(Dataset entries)

------------------------------------------------------------------------

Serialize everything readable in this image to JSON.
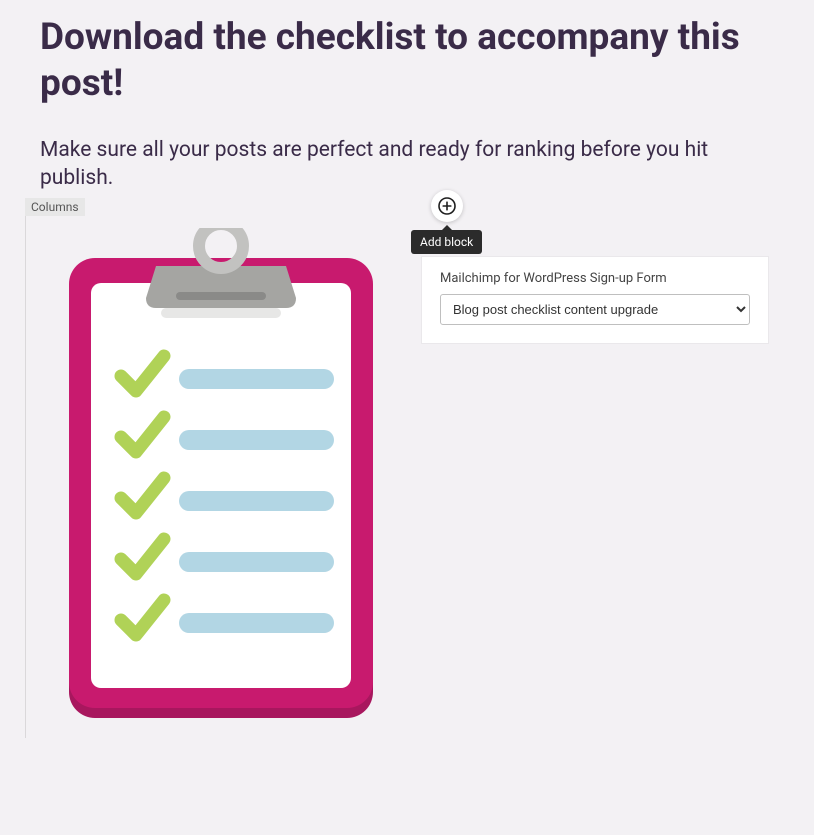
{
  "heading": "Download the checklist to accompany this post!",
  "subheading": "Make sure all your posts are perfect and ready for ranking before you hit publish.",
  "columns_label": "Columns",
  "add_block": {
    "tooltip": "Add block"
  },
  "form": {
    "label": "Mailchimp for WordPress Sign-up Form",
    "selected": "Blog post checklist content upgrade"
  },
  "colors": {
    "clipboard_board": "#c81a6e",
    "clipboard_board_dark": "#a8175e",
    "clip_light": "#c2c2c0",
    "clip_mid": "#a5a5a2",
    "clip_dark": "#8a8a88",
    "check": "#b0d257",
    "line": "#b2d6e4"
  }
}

------------------------------------------------------------------------

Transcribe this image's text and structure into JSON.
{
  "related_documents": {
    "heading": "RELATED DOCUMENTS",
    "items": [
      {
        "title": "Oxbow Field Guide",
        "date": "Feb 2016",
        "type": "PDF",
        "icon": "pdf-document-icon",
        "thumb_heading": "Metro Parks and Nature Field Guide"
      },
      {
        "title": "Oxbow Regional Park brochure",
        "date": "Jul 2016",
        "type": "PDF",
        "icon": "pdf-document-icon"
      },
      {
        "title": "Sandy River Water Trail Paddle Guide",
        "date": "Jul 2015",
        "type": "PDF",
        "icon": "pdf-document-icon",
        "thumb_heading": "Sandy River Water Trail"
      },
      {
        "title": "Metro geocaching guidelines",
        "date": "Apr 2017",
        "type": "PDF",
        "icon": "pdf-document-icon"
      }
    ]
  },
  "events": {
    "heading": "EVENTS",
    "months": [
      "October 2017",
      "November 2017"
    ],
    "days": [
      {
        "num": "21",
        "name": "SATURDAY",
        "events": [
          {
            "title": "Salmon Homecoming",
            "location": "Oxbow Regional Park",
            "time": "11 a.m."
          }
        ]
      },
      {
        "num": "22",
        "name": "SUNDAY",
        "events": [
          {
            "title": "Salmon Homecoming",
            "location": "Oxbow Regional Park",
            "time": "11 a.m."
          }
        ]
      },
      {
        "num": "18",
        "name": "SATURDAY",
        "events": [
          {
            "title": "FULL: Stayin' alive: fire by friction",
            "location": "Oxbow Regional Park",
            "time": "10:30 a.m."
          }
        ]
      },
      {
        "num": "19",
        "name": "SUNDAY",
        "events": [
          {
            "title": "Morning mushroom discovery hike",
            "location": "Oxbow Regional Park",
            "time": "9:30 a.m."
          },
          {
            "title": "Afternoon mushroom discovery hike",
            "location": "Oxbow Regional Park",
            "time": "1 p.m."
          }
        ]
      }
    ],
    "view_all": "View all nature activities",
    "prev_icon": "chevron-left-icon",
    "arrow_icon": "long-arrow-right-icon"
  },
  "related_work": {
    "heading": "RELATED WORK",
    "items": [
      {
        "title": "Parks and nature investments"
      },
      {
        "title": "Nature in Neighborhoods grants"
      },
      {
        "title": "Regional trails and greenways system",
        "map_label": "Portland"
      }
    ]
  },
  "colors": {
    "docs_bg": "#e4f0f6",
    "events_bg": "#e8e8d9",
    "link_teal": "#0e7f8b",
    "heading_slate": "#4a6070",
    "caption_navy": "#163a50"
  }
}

------------------------------------------------------------------------

_YOUR OBJECTIVE_
Say only how many lines in the records carry the word "date".

_RESPONSE TO THE TASK_
4